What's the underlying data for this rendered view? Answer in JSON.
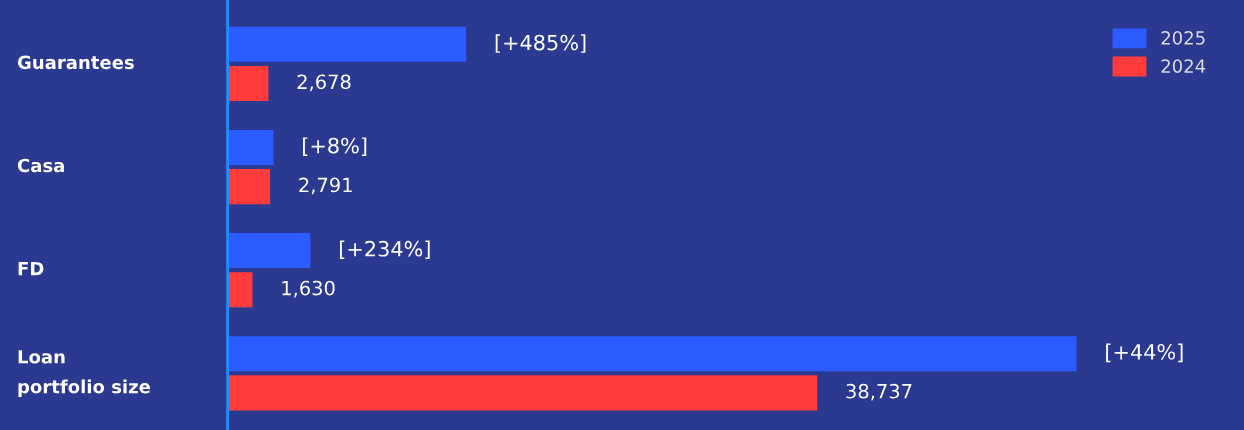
{
  "chart_data": {
    "type": "bar",
    "orientation": "horizontal",
    "categories": [
      "Guarantees",
      "Casa",
      "FD",
      "Loan\nportfolio size"
    ],
    "series": [
      {
        "name": "2025",
        "color": "#2a5cff",
        "values": [
          15670,
          3010,
          5440,
          55780
        ]
      },
      {
        "name": "2024",
        "color": "#ff3b3b",
        "values": [
          2678,
          2791,
          1630,
          38737
        ],
        "value_labels": [
          "2,678",
          "2,791",
          "1,630",
          "38,737"
        ]
      }
    ],
    "annotations": [
      {
        "text": "[+485%]",
        "x": 15670,
        "y": "Guarantees"
      },
      {
        "text": "[+8%]",
        "x": 3010,
        "y": "Casa"
      },
      {
        "text": "[+234%]",
        "x": 5440,
        "y": "FD"
      },
      {
        "text": "[+44%]",
        "x": 55780,
        "y": "Loan\nportfolio size"
      }
    ],
    "legend": "top right"
  }
}
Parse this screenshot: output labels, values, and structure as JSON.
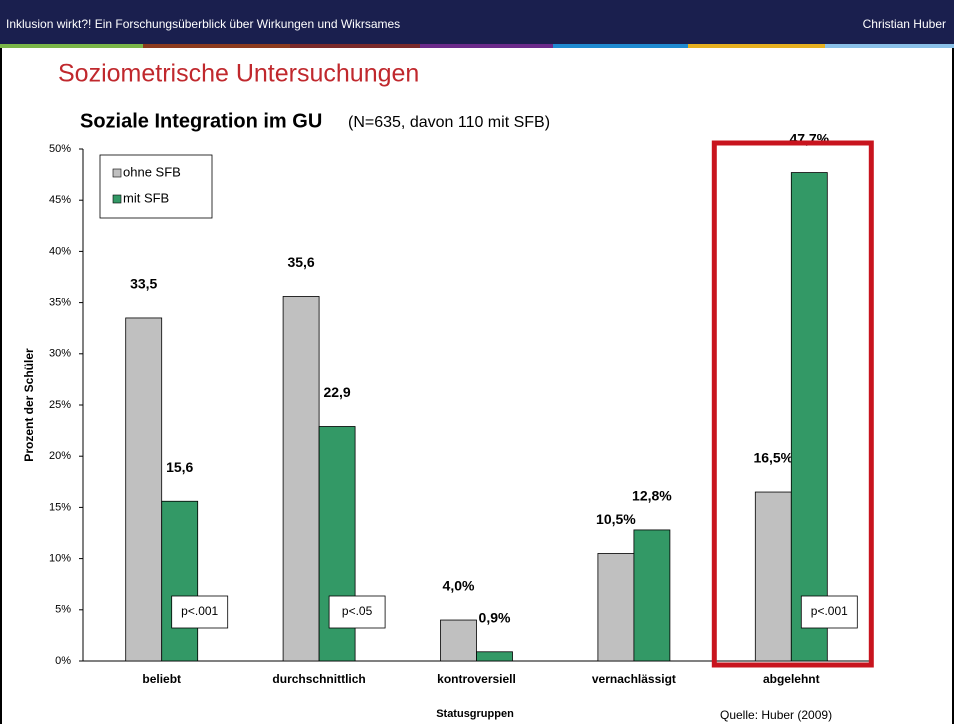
{
  "header": {
    "left": "Inklusion wirkt?! Ein Forschungsüberblick über Wirkungen und Wikrsames",
    "right": "Christian Huber"
  },
  "slide_title": "Soziometrische Untersuchungen",
  "source": "Quelle: Huber (2009)",
  "chart_data": {
    "type": "bar",
    "title": "Soziale Integration im GU",
    "subtitle": "(N=635, davon 110 mit SFB)",
    "x_label": "Statusgruppen",
    "y_label": "Prozent der Schüler",
    "categories": [
      "beliebt",
      "durchschnittlich",
      "kontroversiell",
      "vernachlässigt",
      "abgelehnt"
    ],
    "series": [
      {
        "name": "ohne SFB",
        "color": "#c0c0c0",
        "values": [
          33.5,
          35.6,
          4.0,
          10.5,
          16.5
        ],
        "value_labels": [
          "33,5",
          "35,6",
          "4,0%",
          "10,5%",
          "16,5%"
        ]
      },
      {
        "name": "mit SFB",
        "color": "#339966",
        "values": [
          15.6,
          22.9,
          0.9,
          12.8,
          47.7
        ],
        "value_labels": [
          "15,6",
          "22,9",
          "0,9%",
          "12,8%",
          "47,7%"
        ]
      }
    ],
    "ylim": [
      0,
      50
    ],
    "yticks": [
      {
        "value": 0,
        "label": "0%"
      },
      {
        "value": 5,
        "label": "5%"
      },
      {
        "value": 10,
        "label": "10%"
      },
      {
        "value": 15,
        "label": "15%"
      },
      {
        "value": 20,
        "label": "20%"
      },
      {
        "value": 25,
        "label": "25%"
      },
      {
        "value": 30,
        "label": "30%"
      },
      {
        "value": 35,
        "label": "35%"
      },
      {
        "value": 40,
        "label": "40%"
      },
      {
        "value": 45,
        "label": "45%"
      },
      {
        "value": 50,
        "label": "50%"
      }
    ],
    "legend": "upper left",
    "annotations": [
      {
        "text": "p<.001",
        "category": "beliebt"
      },
      {
        "text": "p<.05",
        "category": "durchschnittlich"
      },
      {
        "text": "p<.001",
        "category": "abgelehnt"
      }
    ],
    "highlight_category": "abgelehnt"
  }
}
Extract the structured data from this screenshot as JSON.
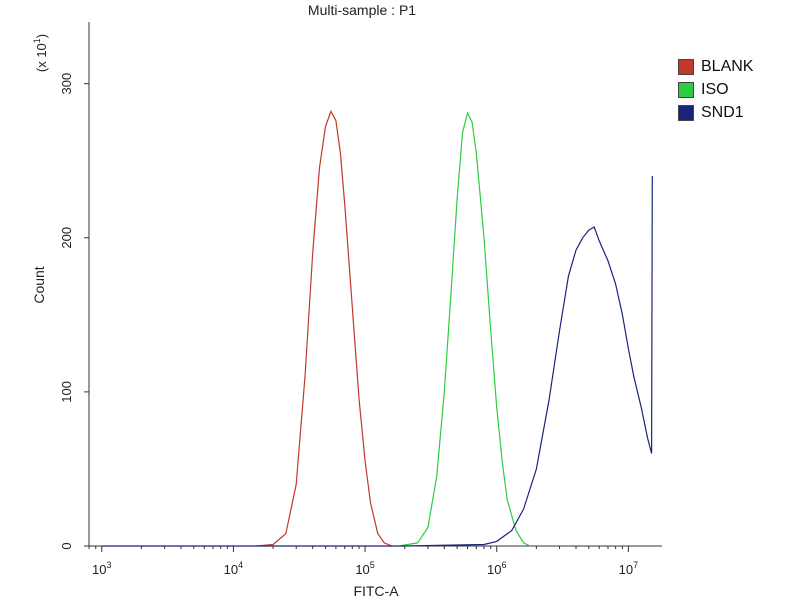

- - - - -

Stated exercise
Give only the number of lines in the preceding material that contain the string "screenshot".

Reply
2